Wherever the string "dashed" appears, copy the whole line.

———

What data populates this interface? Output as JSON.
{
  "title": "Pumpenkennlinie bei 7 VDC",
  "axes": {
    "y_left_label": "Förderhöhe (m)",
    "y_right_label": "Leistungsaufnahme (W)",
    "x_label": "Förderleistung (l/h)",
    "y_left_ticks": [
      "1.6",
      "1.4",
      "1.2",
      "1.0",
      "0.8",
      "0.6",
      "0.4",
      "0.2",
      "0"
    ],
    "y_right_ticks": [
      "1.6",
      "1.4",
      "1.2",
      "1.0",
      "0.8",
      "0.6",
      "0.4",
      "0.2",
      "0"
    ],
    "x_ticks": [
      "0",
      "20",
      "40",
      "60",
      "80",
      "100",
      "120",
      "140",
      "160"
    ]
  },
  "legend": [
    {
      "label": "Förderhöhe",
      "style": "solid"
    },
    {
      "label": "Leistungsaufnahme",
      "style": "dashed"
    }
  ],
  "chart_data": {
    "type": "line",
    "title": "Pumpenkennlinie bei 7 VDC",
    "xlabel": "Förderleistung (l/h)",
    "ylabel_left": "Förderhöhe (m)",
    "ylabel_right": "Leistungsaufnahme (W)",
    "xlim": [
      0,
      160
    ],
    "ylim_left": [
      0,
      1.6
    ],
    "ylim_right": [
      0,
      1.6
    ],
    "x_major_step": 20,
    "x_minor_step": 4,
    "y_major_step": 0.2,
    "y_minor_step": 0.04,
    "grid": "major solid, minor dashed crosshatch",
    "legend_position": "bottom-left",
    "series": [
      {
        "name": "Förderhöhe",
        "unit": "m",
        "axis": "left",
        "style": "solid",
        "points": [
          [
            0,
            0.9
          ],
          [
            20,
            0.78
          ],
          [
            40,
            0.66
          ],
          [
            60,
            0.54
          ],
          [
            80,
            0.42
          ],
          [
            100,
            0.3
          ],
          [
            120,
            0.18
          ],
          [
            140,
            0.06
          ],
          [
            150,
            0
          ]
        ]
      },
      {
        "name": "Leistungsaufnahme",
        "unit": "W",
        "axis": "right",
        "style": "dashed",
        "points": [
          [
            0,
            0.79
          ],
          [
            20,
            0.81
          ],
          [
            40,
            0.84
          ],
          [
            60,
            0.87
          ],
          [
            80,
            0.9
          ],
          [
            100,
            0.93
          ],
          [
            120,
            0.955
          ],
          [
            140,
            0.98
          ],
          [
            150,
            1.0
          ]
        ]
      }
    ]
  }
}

———

**Written answer**
      "style": "dashed"
    "grid": "major solid, minor dashed crosshatch",
        "style": "dashed",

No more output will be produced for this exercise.